(Collected data entries)
______

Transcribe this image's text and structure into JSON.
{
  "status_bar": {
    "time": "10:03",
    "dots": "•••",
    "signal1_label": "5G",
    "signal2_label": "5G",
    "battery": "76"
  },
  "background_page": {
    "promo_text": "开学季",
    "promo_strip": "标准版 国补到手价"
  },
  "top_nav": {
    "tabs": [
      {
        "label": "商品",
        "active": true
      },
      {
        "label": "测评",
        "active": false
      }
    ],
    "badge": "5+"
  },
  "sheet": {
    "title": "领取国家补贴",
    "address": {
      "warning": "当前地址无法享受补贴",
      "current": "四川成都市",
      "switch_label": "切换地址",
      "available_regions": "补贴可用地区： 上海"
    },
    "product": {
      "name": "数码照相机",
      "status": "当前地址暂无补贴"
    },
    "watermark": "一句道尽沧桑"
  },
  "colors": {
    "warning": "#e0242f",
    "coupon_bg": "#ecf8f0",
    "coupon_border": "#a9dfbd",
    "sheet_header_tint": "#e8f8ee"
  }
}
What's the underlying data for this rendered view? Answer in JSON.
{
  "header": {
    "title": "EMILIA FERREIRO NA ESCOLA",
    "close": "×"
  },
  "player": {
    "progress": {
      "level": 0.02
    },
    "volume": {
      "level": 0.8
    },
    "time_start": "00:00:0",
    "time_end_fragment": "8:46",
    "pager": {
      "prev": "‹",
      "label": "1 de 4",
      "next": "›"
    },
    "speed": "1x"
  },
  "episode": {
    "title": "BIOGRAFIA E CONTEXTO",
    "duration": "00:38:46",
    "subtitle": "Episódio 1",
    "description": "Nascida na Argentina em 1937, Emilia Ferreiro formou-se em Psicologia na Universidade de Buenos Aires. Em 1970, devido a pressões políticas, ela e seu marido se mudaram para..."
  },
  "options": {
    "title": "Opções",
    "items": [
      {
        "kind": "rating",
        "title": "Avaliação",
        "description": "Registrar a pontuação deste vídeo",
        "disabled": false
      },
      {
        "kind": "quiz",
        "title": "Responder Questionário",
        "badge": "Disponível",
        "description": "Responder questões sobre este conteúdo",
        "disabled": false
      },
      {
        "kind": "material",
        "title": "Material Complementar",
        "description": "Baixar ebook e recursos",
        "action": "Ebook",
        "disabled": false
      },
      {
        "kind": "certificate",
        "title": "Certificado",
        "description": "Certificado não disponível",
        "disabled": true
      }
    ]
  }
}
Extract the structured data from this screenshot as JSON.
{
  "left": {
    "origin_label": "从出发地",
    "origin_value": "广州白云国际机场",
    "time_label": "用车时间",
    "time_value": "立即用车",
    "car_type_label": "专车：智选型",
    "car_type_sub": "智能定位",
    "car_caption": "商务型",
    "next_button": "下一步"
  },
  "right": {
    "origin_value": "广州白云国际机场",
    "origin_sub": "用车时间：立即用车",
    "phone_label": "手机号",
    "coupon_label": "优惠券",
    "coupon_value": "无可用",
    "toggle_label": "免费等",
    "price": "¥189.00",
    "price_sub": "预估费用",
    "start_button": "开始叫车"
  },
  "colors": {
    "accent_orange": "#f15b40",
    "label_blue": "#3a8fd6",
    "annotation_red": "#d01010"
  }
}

______

Search the data for the string "this". List each line that has it.

Transcribe this image's text and structure into JSON.
What's the underlying data for this rendered view? Answer in JSON.
Extract the structured data from this screenshot as JSON.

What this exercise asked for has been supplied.